Problem statement:
Scan the entries below and count the lines holding the string "JSON". Supply only the number.

Material for this task:
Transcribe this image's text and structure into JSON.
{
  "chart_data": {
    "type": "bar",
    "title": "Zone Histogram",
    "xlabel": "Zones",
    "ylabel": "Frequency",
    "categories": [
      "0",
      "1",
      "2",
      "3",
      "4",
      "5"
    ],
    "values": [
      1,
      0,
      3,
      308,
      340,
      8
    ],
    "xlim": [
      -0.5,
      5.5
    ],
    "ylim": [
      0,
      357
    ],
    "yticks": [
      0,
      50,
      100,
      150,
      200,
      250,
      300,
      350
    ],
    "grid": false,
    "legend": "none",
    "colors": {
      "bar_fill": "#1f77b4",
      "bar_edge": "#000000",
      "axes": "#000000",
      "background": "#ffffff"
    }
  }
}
---
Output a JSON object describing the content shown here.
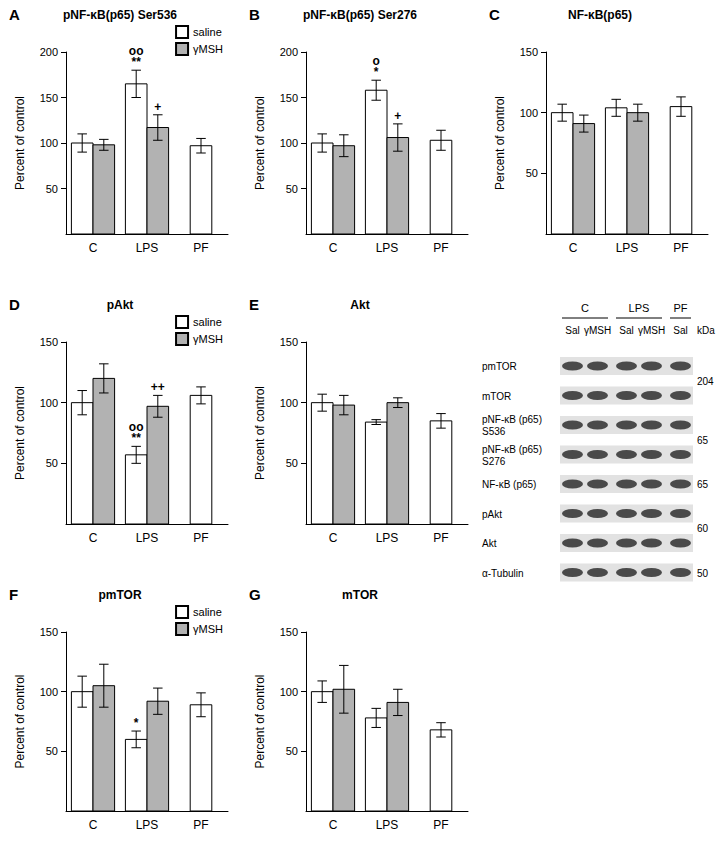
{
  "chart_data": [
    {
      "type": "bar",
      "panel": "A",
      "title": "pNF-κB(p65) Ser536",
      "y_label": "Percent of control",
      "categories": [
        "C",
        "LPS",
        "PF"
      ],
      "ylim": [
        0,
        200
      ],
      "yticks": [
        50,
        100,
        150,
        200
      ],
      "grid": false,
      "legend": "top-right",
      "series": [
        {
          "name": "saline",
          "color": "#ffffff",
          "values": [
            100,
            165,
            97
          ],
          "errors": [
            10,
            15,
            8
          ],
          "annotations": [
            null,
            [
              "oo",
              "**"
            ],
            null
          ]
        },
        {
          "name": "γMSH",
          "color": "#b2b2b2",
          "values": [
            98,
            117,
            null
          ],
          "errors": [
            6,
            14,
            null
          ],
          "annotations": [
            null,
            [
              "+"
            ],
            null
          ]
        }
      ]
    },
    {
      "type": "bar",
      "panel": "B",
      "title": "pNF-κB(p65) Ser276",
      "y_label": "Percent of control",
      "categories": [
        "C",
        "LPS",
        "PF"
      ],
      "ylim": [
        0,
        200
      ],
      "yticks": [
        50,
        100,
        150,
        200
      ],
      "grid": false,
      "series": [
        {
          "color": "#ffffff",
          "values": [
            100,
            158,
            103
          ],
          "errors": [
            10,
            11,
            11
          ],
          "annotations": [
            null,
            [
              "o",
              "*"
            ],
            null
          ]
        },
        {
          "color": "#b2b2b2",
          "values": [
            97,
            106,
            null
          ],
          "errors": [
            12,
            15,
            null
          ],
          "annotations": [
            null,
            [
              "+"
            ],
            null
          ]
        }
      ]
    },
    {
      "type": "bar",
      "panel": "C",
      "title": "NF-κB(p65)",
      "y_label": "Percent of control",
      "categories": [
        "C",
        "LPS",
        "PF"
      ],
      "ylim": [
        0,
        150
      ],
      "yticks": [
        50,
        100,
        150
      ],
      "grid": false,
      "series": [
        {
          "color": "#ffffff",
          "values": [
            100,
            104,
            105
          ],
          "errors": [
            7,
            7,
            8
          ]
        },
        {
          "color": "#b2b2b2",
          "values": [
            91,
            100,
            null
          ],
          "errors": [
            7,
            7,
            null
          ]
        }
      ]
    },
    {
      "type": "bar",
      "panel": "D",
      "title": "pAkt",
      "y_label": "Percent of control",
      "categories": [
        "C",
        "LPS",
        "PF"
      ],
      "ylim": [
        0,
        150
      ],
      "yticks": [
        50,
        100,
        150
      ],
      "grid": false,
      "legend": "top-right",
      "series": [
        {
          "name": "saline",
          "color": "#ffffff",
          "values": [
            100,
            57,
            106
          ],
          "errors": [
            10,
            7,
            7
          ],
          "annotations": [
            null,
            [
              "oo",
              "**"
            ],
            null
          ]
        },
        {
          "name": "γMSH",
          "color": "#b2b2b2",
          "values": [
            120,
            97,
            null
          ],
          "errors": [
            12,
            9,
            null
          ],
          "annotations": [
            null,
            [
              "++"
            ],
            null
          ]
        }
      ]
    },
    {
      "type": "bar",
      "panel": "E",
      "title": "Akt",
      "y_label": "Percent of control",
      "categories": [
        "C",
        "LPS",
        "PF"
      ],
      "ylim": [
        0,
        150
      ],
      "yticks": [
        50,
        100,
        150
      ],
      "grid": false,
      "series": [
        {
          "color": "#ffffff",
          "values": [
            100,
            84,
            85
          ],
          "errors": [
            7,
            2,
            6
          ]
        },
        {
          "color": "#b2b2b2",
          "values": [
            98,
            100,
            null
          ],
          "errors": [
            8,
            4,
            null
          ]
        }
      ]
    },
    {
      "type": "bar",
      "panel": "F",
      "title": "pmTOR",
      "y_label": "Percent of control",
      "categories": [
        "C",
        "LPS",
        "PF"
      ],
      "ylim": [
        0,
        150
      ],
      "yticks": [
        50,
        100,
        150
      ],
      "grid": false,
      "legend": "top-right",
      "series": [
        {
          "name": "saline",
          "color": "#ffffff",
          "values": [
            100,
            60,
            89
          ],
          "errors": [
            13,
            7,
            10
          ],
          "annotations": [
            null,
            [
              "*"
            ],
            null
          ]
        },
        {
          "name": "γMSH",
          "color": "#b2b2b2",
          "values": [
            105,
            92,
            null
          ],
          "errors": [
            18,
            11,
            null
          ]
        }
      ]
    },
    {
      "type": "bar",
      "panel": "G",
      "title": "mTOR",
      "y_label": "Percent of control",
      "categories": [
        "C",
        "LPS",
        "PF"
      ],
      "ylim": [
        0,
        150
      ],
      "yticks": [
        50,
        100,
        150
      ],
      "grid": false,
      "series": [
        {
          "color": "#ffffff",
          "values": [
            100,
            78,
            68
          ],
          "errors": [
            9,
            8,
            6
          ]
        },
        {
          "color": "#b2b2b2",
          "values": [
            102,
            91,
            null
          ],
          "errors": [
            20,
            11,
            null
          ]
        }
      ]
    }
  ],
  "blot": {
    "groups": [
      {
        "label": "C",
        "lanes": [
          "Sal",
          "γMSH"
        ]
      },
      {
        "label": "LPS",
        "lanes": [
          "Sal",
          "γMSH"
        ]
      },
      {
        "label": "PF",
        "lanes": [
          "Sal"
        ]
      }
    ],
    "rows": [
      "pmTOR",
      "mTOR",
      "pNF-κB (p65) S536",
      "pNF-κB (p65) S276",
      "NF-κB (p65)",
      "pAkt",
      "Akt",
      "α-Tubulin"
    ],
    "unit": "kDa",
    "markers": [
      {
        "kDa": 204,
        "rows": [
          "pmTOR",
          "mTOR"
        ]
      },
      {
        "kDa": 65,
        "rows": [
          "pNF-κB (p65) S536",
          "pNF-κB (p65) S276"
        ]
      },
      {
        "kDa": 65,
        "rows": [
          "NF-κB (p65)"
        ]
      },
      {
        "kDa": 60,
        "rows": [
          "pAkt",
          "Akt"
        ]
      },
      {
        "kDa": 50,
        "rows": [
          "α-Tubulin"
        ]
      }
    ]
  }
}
--
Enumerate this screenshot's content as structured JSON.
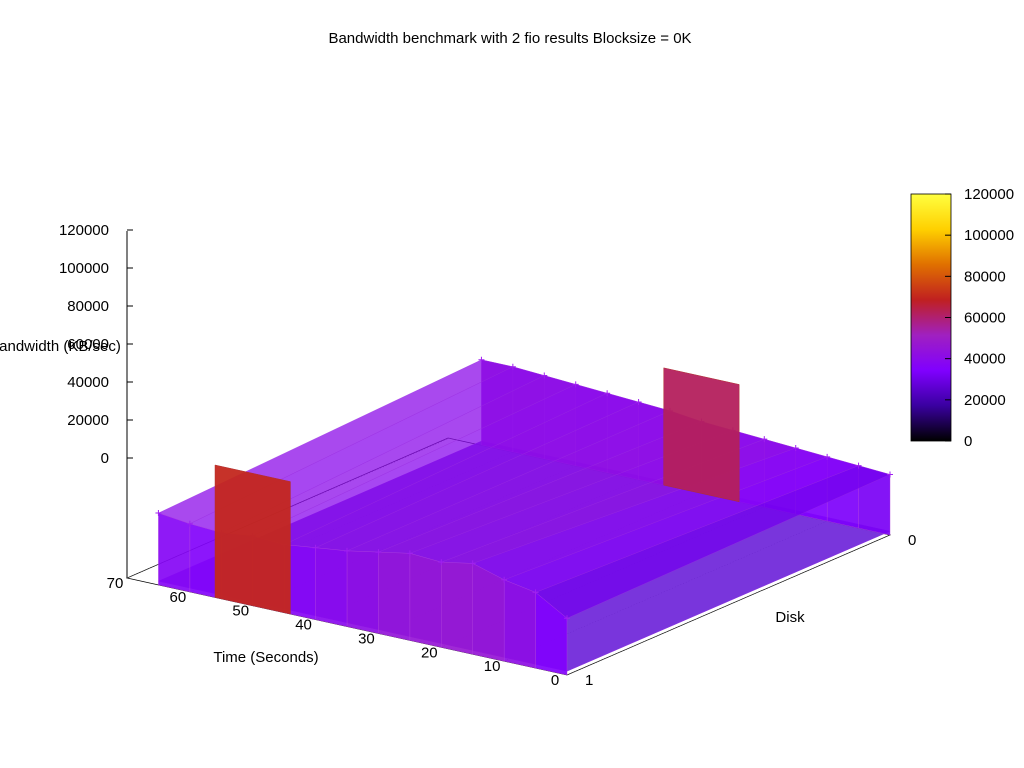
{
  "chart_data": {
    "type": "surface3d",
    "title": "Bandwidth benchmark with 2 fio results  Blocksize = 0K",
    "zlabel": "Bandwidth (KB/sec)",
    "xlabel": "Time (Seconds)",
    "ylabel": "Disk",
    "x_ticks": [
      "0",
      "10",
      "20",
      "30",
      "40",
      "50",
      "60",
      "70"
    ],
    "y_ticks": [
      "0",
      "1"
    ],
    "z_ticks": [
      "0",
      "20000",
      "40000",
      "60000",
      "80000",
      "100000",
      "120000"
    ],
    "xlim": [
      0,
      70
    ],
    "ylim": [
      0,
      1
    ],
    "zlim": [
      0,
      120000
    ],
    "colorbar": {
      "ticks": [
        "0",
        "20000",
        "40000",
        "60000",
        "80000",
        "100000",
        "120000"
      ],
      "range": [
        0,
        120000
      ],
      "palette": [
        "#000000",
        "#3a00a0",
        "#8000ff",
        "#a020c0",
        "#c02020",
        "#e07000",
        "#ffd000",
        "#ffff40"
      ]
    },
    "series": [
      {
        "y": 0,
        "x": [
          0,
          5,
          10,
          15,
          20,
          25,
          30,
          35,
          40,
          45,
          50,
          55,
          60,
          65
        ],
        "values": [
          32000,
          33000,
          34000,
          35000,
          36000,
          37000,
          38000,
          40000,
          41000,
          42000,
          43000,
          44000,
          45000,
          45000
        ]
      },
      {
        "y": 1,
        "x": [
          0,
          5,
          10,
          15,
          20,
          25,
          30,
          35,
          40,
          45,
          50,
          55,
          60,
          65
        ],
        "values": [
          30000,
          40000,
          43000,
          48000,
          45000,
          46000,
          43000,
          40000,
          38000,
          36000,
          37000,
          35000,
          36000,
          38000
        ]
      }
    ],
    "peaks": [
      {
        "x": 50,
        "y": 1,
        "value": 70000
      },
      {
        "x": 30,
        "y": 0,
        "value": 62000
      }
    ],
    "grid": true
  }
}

Task solution:
3